== LISTED ENTRIES

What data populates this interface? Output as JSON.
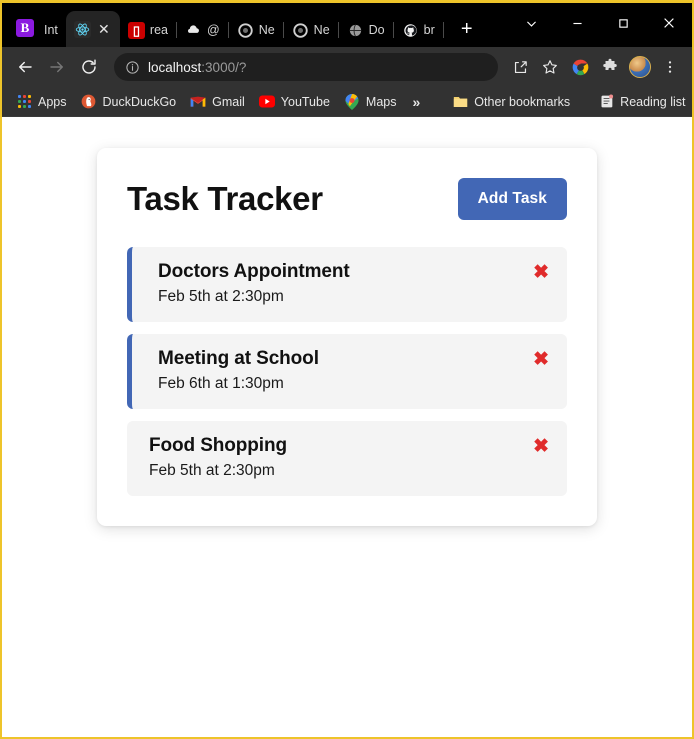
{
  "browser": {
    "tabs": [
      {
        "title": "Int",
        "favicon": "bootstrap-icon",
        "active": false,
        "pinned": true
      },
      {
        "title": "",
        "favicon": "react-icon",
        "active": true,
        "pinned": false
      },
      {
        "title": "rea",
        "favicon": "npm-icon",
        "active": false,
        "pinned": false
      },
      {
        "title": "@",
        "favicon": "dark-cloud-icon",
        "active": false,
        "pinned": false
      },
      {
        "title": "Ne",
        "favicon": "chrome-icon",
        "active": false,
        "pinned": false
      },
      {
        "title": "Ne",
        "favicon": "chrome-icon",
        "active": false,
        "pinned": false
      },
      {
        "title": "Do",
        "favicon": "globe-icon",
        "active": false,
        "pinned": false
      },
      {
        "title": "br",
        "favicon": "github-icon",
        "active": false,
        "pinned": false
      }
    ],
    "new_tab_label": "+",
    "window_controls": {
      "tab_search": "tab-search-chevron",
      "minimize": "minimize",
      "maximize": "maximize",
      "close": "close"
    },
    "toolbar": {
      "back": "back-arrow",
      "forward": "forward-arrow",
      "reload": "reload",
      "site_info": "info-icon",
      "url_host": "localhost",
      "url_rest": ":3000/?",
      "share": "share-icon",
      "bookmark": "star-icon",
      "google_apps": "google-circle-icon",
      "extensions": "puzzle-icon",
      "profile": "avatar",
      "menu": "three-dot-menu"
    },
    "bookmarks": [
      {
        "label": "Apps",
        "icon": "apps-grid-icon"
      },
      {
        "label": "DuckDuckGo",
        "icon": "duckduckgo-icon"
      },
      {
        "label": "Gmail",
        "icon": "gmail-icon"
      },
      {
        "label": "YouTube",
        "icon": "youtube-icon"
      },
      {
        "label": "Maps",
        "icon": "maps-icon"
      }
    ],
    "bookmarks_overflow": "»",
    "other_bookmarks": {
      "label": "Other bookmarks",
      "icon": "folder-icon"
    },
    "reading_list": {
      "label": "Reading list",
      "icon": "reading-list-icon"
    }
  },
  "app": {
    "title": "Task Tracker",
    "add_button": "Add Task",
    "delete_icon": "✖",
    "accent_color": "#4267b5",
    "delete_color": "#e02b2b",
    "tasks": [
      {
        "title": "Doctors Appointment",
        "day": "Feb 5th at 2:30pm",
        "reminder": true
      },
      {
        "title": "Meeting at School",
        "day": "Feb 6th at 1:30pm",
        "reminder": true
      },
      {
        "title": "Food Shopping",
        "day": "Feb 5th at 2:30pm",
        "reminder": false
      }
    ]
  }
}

====

*STATED TASK:*
Leave the pictures out and output the rest of the listing exactly.

*FINAL RESULT:*
What data populates this interface? Output as JSON.
{
  "browser": {
    "tabs": [
      {
        "title": "Int",
        "favicon": "bootstrap-icon",
        "active": false,
        "pinned": true
      },
      {
        "title": "",
        "favicon": "react-icon",
        "active": true,
        "pinned": false
      },
      {
        "title": "rea",
        "favicon": "npm-icon",
        "active": false,
        "pinned": false
      },
      {
        "title": "@",
        "favicon": "dark-cloud-icon",
        "active": false,
        "pinned": false
      },
      {
        "title": "Ne",
        "favicon": "chrome-icon",
        "active": false,
        "pinned": false
      },
      {
        "title": "Ne",
        "favicon": "chrome-icon",
        "active": false,
        "pinned": false
      },
      {
        "title": "Do",
        "favicon": "globe-icon",
        "active": false,
        "pinned": false
      },
      {
        "title": "br",
        "favicon": "github-icon",
        "active": false,
        "pinned": false
      }
    ],
    "new_tab_label": "+",
    "window_controls": {
      "tab_search": "tab-search-chevron",
      "minimize": "minimize",
      "maximize": "maximize",
      "close": "close"
    },
    "toolbar": {
      "back": "back-arrow",
      "forward": "forward-arrow",
      "reload": "reload",
      "site_info": "info-icon",
      "url_host": "localhost",
      "url_rest": ":3000/?",
      "share": "share-icon",
      "bookmark": "star-icon",
      "google_apps": "google-circle-icon",
      "extensions": "puzzle-icon",
      "profile": "avatar",
      "menu": "three-dot-menu"
    },
    "bookmarks": [
      {
        "label": "Apps",
        "icon": "apps-grid-icon"
      },
      {
        "label": "DuckDuckGo",
        "icon": "duckduckgo-icon"
      },
      {
        "label": "Gmail",
        "icon": "gmail-icon"
      },
      {
        "label": "YouTube",
        "icon": "youtube-icon"
      },
      {
        "label": "Maps",
        "icon": "maps-icon"
      }
    ],
    "bookmarks_overflow": "»",
    "other_bookmarks": {
      "label": "Other bookmarks",
      "icon": "folder-icon"
    },
    "reading_list": {
      "label": "Reading list",
      "icon": "reading-list-icon"
    }
  },
  "app": {
    "title": "Task Tracker",
    "add_button": "Add Task",
    "delete_icon": "✖",
    "accent_color": "#4267b5",
    "delete_color": "#e02b2b",
    "tasks": [
      {
        "title": "Doctors Appointment",
        "day": "Feb 5th at 2:30pm",
        "reminder": true
      },
      {
        "title": "Meeting at School",
        "day": "Feb 6th at 1:30pm",
        "reminder": true
      },
      {
        "title": "Food Shopping",
        "day": "Feb 5th at 2:30pm",
        "reminder": false
      }
    ]
  }
}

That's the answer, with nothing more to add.